**WRITTEN EXERCISE:** Copy each line in which the string "rank" occurs.

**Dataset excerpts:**
-- Begin --
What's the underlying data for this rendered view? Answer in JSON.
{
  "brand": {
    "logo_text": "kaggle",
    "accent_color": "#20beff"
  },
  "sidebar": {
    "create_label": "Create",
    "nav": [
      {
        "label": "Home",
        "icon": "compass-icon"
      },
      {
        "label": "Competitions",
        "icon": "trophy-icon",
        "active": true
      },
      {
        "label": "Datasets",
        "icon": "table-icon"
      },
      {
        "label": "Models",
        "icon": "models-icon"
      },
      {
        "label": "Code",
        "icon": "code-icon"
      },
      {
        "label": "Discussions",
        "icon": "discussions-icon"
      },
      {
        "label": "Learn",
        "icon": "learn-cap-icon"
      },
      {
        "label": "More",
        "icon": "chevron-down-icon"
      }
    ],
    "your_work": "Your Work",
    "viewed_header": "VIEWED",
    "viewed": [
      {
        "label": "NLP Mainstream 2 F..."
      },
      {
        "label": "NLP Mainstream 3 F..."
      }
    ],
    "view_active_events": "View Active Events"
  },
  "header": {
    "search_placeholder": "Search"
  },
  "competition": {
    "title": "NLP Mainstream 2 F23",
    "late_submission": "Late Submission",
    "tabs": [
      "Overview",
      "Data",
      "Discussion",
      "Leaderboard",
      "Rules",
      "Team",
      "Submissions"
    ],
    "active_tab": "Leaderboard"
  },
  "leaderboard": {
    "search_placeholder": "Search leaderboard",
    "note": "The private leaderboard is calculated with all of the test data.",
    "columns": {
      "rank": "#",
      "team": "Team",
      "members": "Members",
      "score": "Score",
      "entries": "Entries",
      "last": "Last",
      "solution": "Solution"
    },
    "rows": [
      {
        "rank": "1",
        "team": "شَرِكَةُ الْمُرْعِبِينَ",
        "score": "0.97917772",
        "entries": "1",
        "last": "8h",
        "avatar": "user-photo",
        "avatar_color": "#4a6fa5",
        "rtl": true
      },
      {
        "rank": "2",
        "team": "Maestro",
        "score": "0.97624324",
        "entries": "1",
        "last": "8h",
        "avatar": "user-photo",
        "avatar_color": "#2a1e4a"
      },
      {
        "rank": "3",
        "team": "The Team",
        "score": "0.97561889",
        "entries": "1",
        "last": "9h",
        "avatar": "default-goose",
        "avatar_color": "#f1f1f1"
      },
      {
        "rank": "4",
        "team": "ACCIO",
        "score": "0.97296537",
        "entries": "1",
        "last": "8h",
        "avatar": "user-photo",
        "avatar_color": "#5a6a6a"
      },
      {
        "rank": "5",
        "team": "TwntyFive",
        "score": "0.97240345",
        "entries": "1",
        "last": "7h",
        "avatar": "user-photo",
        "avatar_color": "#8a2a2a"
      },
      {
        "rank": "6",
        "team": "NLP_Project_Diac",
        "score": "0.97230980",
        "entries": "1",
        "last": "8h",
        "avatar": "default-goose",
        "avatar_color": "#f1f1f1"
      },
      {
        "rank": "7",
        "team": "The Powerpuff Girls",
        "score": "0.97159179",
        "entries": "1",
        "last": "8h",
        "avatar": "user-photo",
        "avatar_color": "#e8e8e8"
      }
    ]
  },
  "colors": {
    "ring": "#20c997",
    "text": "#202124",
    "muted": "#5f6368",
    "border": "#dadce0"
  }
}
-- End --
-- Begin --
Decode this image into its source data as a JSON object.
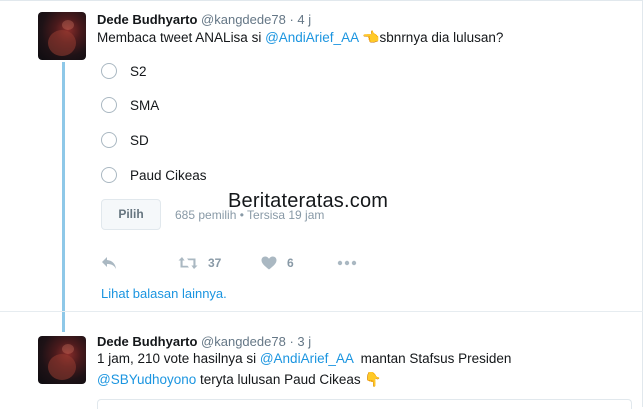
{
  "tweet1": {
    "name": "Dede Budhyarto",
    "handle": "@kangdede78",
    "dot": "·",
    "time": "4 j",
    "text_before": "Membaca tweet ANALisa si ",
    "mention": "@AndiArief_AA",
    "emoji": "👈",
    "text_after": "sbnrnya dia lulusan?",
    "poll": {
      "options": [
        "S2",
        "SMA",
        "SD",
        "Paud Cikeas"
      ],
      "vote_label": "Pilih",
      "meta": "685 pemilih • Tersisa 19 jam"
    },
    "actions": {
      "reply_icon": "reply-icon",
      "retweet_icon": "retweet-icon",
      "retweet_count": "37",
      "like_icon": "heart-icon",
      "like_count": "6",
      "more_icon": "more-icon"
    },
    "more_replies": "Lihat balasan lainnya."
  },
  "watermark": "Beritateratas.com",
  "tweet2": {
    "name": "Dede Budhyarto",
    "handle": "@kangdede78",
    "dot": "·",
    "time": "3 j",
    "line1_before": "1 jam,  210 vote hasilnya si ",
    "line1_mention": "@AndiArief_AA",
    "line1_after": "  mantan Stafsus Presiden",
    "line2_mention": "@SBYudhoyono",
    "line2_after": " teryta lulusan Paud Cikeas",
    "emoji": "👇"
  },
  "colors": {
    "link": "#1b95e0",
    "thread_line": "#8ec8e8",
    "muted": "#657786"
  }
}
-- End --
-- Begin --
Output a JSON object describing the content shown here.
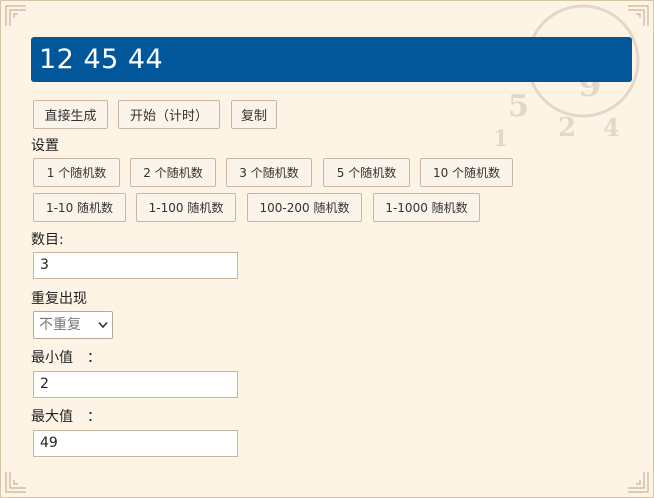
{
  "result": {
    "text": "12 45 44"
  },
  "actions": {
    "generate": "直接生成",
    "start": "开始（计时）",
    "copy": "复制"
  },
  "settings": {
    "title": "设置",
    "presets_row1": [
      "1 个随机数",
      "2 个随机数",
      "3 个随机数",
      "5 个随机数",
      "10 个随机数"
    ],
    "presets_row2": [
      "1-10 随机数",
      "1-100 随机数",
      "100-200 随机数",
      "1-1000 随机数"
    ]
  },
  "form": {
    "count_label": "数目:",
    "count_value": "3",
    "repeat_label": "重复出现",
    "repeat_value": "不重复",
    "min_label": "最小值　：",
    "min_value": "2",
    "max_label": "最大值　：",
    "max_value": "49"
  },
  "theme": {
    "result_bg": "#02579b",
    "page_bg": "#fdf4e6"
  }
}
-- End --
**RIGHT ANSWER:**
      "rank": "#",
        "rank": "1",
        "rank": "2",
        "rank": "3",
        "rank": "4",
        "rank": "5",
        "rank": "6",
        "rank": "7",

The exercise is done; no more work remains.